▶ **TASK DESCRIPTION**: Scan the entries below. Report each line where the string "proceeds" occurs.

▶ **SUPPLIED RECORDS**:
---

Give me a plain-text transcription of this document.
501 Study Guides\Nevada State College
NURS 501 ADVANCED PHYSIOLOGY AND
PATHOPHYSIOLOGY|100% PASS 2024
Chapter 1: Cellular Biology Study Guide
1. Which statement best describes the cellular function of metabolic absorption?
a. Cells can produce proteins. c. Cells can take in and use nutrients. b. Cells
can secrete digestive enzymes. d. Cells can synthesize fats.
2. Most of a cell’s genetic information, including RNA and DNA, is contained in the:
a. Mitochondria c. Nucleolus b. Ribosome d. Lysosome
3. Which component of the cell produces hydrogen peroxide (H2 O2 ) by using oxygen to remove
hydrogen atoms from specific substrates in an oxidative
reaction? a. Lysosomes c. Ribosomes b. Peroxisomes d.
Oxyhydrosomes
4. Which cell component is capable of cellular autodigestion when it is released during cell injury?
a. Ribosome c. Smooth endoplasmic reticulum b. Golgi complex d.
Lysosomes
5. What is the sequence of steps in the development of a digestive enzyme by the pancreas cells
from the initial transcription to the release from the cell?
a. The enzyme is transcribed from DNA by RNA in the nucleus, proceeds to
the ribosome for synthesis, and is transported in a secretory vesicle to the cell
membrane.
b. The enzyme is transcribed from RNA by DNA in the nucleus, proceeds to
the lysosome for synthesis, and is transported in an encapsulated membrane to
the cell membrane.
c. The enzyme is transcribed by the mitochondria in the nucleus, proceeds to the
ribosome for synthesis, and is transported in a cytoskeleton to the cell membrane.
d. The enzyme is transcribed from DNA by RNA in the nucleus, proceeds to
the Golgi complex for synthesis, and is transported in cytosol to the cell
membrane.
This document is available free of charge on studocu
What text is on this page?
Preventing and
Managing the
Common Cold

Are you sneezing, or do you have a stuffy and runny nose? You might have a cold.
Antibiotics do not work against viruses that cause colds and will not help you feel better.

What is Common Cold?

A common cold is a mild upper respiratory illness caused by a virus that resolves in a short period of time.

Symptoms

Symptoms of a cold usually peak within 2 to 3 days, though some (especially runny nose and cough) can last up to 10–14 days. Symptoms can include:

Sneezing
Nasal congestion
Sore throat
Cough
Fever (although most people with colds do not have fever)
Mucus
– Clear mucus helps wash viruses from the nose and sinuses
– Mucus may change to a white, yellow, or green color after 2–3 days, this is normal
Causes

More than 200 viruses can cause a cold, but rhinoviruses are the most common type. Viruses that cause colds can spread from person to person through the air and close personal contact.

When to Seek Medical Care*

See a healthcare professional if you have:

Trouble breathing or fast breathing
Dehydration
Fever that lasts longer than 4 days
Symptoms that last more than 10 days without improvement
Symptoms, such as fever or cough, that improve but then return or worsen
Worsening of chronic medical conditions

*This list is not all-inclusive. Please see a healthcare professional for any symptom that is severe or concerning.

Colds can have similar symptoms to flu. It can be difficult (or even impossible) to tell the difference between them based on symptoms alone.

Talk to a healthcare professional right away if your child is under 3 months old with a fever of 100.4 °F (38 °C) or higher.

---

▶ **RESULT OF THE EXERCISE**:
a. The enzyme is transcribed from DNA by RNA in the nucleus, proceeds to
b. The enzyme is transcribed from RNA by DNA in the nucleus, proceeds to
c. The enzyme is transcribed by the mitochondria in the nucleus, proceeds to the
d. The enzyme is transcribed from DNA by RNA in the nucleus, proceeds to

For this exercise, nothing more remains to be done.